[Opening Material provided section]

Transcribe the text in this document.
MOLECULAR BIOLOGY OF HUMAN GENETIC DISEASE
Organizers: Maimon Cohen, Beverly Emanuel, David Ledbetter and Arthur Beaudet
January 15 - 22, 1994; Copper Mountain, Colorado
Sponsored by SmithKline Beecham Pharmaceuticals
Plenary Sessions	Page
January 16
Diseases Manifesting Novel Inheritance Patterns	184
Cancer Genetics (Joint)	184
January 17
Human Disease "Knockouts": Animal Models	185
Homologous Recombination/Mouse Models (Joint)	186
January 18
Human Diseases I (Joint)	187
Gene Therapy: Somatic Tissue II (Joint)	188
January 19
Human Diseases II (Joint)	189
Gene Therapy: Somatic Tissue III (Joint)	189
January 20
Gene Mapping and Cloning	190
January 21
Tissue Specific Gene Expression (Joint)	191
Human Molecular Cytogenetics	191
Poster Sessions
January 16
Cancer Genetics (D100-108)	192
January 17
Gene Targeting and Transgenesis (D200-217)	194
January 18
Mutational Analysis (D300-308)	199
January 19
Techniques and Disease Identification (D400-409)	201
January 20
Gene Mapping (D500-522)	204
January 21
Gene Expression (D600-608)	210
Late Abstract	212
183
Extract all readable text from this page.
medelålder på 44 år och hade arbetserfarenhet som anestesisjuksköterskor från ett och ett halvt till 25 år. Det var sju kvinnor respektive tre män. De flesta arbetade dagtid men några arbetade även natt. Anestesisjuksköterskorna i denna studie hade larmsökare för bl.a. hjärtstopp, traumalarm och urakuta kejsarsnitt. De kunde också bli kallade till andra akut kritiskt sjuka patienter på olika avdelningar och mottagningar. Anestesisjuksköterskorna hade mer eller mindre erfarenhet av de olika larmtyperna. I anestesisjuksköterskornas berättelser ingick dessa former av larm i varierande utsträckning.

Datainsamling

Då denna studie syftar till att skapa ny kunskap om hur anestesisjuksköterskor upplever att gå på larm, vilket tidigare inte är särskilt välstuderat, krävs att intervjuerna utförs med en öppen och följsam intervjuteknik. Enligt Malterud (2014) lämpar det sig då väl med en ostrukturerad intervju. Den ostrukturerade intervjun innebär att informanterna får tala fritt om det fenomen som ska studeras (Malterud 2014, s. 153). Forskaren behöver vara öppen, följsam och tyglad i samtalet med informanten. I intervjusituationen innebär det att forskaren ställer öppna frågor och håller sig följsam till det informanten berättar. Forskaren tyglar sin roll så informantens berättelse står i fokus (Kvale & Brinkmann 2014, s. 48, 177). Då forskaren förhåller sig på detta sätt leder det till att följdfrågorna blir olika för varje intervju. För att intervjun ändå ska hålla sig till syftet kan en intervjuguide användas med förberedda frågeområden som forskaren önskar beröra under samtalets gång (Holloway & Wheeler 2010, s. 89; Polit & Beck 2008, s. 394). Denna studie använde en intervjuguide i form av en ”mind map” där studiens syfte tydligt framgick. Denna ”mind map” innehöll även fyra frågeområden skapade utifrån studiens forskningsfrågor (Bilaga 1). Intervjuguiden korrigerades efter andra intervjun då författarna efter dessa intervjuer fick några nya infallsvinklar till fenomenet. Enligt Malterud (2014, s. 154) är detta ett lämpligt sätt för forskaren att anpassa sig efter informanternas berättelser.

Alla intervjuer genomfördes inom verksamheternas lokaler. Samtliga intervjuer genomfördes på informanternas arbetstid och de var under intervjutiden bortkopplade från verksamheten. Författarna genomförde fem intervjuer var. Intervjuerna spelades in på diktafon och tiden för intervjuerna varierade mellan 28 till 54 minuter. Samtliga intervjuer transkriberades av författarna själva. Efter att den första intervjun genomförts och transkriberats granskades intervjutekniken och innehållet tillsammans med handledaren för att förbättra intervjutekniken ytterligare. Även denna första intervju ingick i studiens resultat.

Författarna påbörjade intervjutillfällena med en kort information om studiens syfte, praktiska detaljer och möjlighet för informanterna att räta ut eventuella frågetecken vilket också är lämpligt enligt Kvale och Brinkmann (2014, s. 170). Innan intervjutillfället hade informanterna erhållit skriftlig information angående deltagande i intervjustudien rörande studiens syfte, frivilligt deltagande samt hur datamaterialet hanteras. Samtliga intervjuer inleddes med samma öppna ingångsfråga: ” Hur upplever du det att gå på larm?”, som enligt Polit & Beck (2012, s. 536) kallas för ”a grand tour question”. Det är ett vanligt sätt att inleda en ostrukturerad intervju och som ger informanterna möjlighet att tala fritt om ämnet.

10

[Closing Material provided section]

**What needs to be done:**
Repeat the data above exactly.

**Your solution:**
Transcribe the text in this document.
MOLECULAR BIOLOGY OF HUMAN GENETIC DISEASE
Organizers: Maimon Cohen, Beverly Emanuel, David Ledbetter and Arthur Beaudet
January 15 - 22, 1994; Copper Mountain, Colorado
Sponsored by SmithKline Beecham Pharmaceuticals
Plenary Sessions	Page
January 16
Diseases Manifesting Novel Inheritance Patterns	184
Cancer Genetics (Joint)	184
January 17
Human Disease "Knockouts": Animal Models	185
Homologous Recombination/Mouse Models (Joint)	186
January 18
Human Diseases I (Joint)	187
Gene Therapy: Somatic Tissue II (Joint)	188
January 19
Human Diseases II (Joint)	189
Gene Therapy: Somatic Tissue III (Joint)	189
January 20
Gene Mapping and Cloning	190
January 21
Tissue Specific Gene Expression (Joint)	191
Human Molecular Cytogenetics	191
Poster Sessions
January 16
Cancer Genetics (D100-108)	192
January 17
Gene Targeting and Transgenesis (D200-217)	194
January 18
Mutational Analysis (D300-308)	199
January 19
Techniques and Disease Identification (D400-409)	201
January 20
Gene Mapping (D500-522)	204
January 21
Gene Expression (D600-608)	210
Late Abstract	212
183
Extract all readable text from this page.
medelålder på 44 år och hade arbetserfarenhet som anestesisjuksköterskor från ett och ett halvt till 25 år. Det var sju kvinnor respektive tre män. De flesta arbetade dagtid men några arbetade även natt. Anestesisjuksköterskorna i denna studie hade larmsökare för bl.a. hjärtstopp, traumalarm och urakuta kejsarsnitt. De kunde också bli kallade till andra akut kritiskt sjuka patienter på olika avdelningar och mottagningar. Anestesisjuksköterskorna hade mer eller mindre erfarenhet av de olika larmtyperna. I anestesisjuksköterskornas berättelser ingick dessa former av larm i varierande utsträckning.

Datainsamling

Då denna studie syftar till att skapa ny kunskap om hur anestesisjuksköterskor upplever att gå på larm, vilket tidigare inte är särskilt välstuderat, krävs att intervjuerna utförs med en öppen och följsam intervjuteknik. Enligt Malterud (2014) lämpar det sig då väl med en ostrukturerad intervju. Den ostrukturerade intervjun innebär att informanterna får tala fritt om det fenomen som ska studeras (Malterud 2014, s. 153). Forskaren behöver vara öppen, följsam och tyglad i samtalet med informanten. I intervjusituationen innebär det att forskaren ställer öppna frågor och håller sig följsam till det informanten berättar. Forskaren tyglar sin roll så informantens berättelse står i fokus (Kvale & Brinkmann 2014, s. 48, 177). Då forskaren förhåller sig på detta sätt leder det till att följdfrågorna blir olika för varje intervju. För att intervjun ändå ska hålla sig till syftet kan en intervjuguide användas med förberedda frågeområden som forskaren önskar beröra under samtalets gång (Holloway & Wheeler 2010, s. 89; Polit & Beck 2008, s. 394). Denna studie använde en intervjuguide i form av en ”mind map” där studiens syfte tydligt framgick. Denna ”mind map” innehöll även fyra frågeområden skapade utifrån studiens forskningsfrågor (Bilaga 1). Intervjuguiden korrigerades efter andra intervjun då författarna efter dessa intervjuer fick några nya infallsvinklar till fenomenet. Enligt Malterud (2014, s. 154) är detta ett lämpligt sätt för forskaren att anpassa sig efter informanternas berättelser.

Alla intervjuer genomfördes inom verksamheternas lokaler. Samtliga intervjuer genomfördes på informanternas arbetstid och de var under intervjutiden bortkopplade från verksamheten. Författarna genomförde fem intervjuer var. Intervjuerna spelades in på diktafon och tiden för intervjuerna varierade mellan 28 till 54 minuter. Samtliga intervjuer transkriberades av författarna själva. Efter att den första intervjun genomförts och transkriberats granskades intervjutekniken och innehållet tillsammans med handledaren för att förbättra intervjutekniken ytterligare. Även denna första intervju ingick i studiens resultat.

Författarna påbörjade intervjutillfällena med en kort information om studiens syfte, praktiska detaljer och möjlighet för informanterna att räta ut eventuella frågetecken vilket också är lämpligt enligt Kvale och Brinkmann (2014, s. 170). Innan intervjutillfället hade informanterna erhållit skriftlig information angående deltagande i intervjustudien rörande studiens syfte, frivilligt deltagande samt hur datamaterialet hanteras. Samtliga intervjuer inleddes med samma öppna ingångsfråga: ” Hur upplever du det att gå på larm?”, som enligt Polit & Beck (2012, s. 536) kallas för ”a grand tour question”. Det är ett vanligt sätt att inleda en ostrukturerad intervju och som ger informanterna möjlighet att tala fritt om ämnet.

10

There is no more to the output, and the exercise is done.